Required task:
Reproduce all of the data below without alteration; exclude every picture.

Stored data
** start **

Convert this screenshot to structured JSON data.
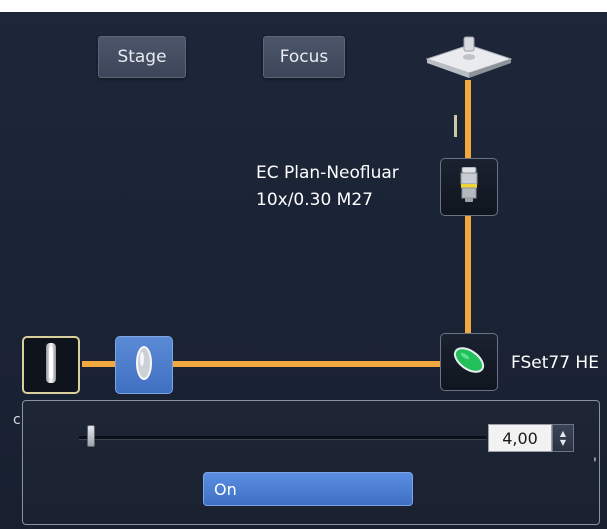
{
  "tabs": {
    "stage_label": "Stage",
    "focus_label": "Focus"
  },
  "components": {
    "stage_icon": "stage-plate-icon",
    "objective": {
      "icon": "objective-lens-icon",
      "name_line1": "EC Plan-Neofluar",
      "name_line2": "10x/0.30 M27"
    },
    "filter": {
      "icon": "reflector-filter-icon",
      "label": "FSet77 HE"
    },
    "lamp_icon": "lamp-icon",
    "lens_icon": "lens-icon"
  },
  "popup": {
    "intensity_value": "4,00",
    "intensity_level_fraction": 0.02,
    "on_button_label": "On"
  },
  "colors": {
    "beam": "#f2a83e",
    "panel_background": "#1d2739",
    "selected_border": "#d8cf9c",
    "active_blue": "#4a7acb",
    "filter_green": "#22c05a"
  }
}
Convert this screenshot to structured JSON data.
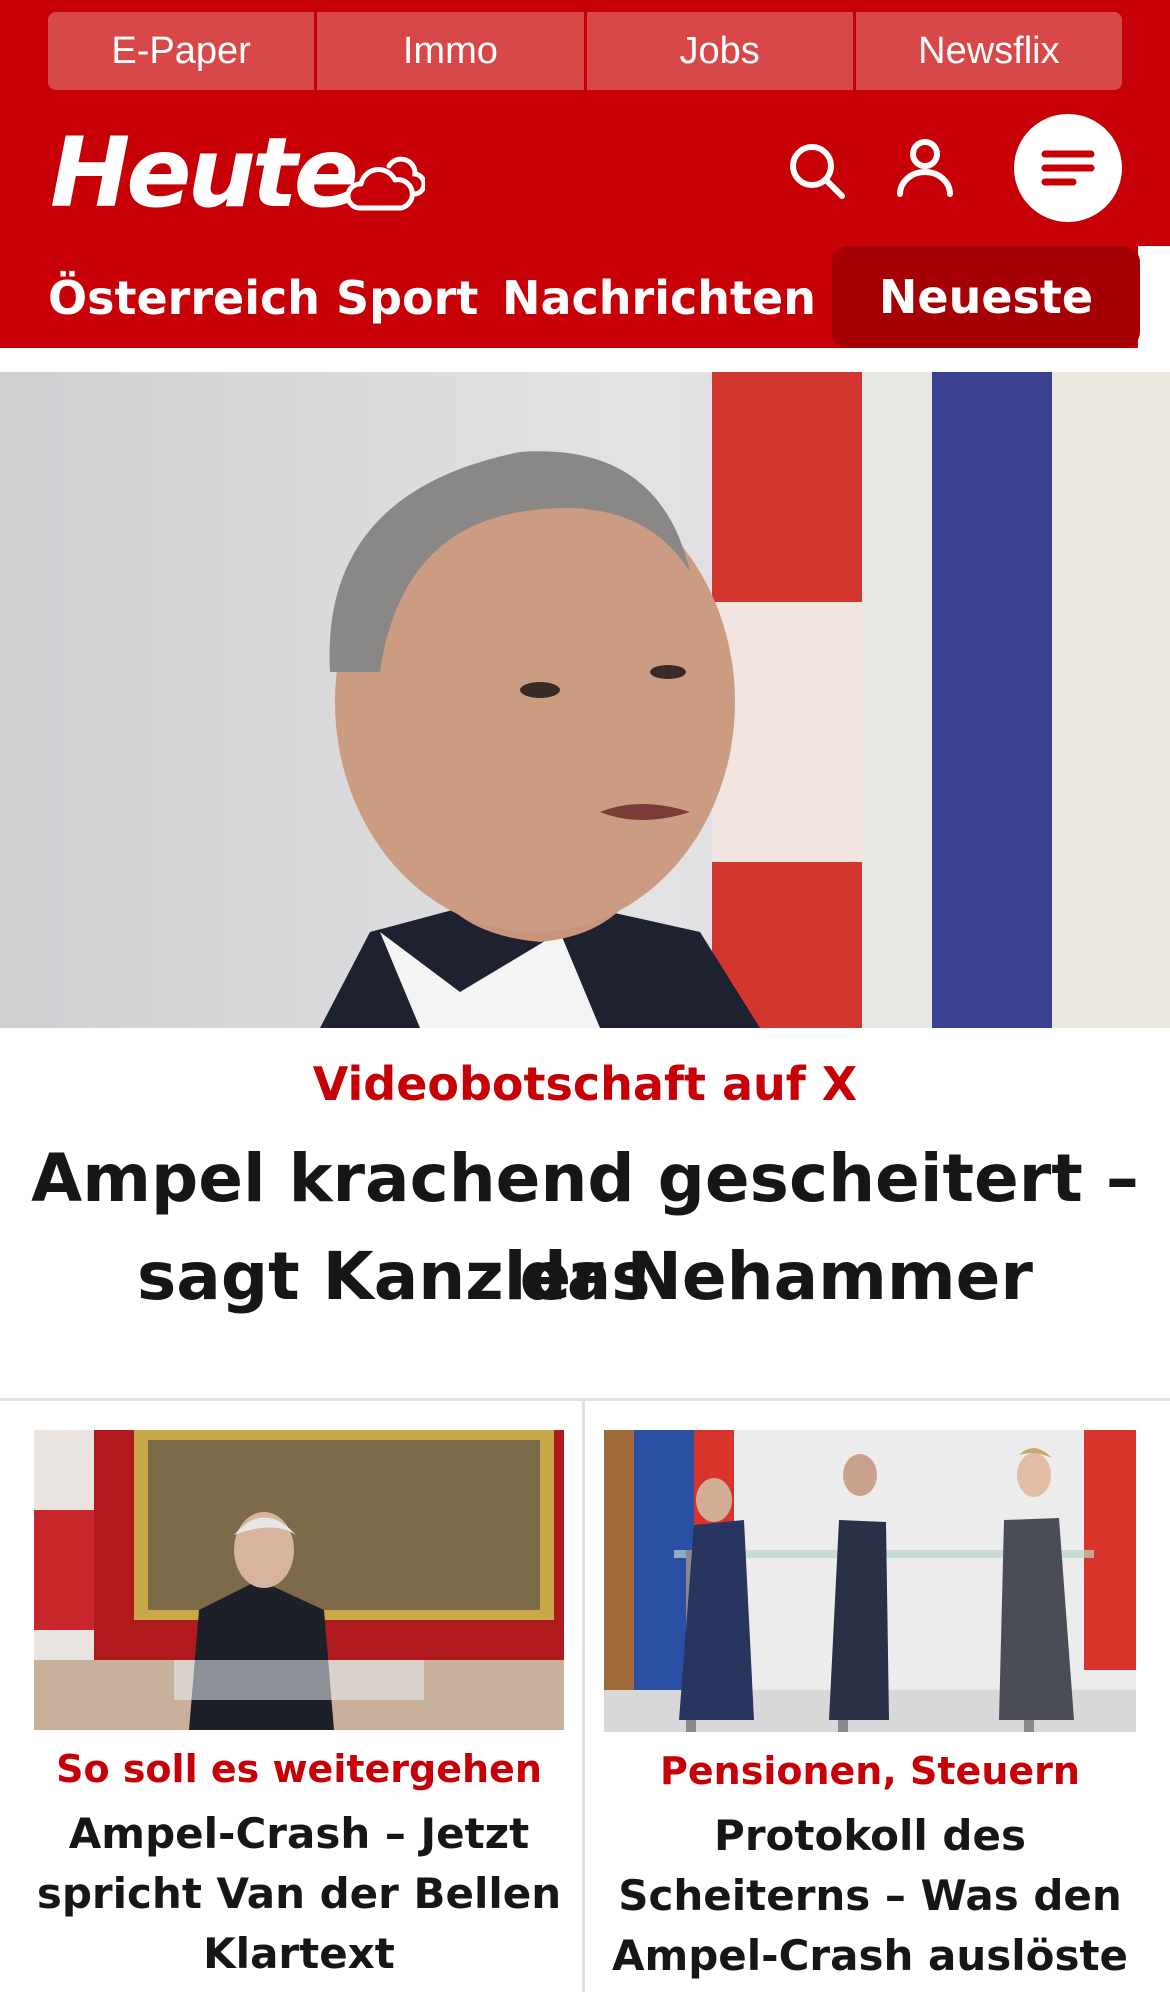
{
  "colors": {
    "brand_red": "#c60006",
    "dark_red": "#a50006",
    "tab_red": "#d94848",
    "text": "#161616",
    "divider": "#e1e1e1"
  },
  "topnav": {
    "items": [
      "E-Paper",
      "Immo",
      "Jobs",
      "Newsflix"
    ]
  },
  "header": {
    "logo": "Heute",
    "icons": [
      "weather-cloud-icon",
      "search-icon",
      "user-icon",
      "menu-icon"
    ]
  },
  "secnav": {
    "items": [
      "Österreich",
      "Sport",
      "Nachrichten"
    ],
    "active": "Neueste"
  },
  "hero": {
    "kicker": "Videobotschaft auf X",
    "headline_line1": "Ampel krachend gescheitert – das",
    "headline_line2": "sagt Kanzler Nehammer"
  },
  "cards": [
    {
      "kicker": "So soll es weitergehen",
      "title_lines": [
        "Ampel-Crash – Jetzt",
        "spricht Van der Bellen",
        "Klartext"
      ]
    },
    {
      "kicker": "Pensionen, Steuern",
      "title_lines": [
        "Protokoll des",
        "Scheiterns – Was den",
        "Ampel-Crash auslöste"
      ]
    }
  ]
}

** end **

Solved problem:
Convert this screenshot to structured JSON data.
{
  "tabs": {
    "stage_label": "Stage",
    "focus_label": "Focus"
  },
  "components": {
    "stage_icon": "stage-plate-icon",
    "objective": {
      "icon": "objective-lens-icon",
      "name_line1": "EC Plan-Neofluar",
      "name_line2": "10x/0.30 M27"
    },
    "filter": {
      "icon": "reflector-filter-icon",
      "label": "FSet77 HE"
    },
    "lamp_icon": "lamp-icon",
    "lens_icon": "lens-icon"
  },
  "popup": {
    "intensity_value": "4,00",
    "intensity_level_fraction": 0.02,
    "on_button_label": "On"
  },
  "colors": {
    "beam": "#f2a83e",
    "panel_background": "#1d2739",
    "selected_border": "#d8cf9c",
    "active_blue": "#4a7acb",
    "filter_green": "#22c05a"
  }
}
Convert this screenshot to structured JSON data.
{
  "colors": {
    "brand_red": "#c60006",
    "dark_red": "#a50006",
    "tab_red": "#d94848",
    "text": "#161616",
    "divider": "#e1e1e1"
  },
  "topnav": {
    "items": [
      "E-Paper",
      "Immo",
      "Jobs",
      "Newsflix"
    ]
  },
  "header": {
    "logo": "Heute",
    "icons": [
      "weather-cloud-icon",
      "search-icon",
      "user-icon",
      "menu-icon"
    ]
  },
  "secnav": {
    "items": [
      "Österreich",
      "Sport",
      "Nachrichten"
    ],
    "active": "Neueste"
  },
  "hero": {
    "kicker": "Videobotschaft auf X",
    "headline_line1": "Ampel krachend gescheitert – das",
    "headline_line2": "sagt Kanzler Nehammer"
  },
  "cards": [
    {
      "kicker": "So soll es weitergehen",
      "title_lines": [
        "Ampel-Crash – Jetzt",
        "spricht Van der Bellen",
        "Klartext"
      ]
    },
    {
      "kicker": "Pensionen, Steuern",
      "title_lines": [
        "Protokoll des",
        "Scheiterns – Was den",
        "Ampel-Crash auslöste"
      ]
    }
  ]
}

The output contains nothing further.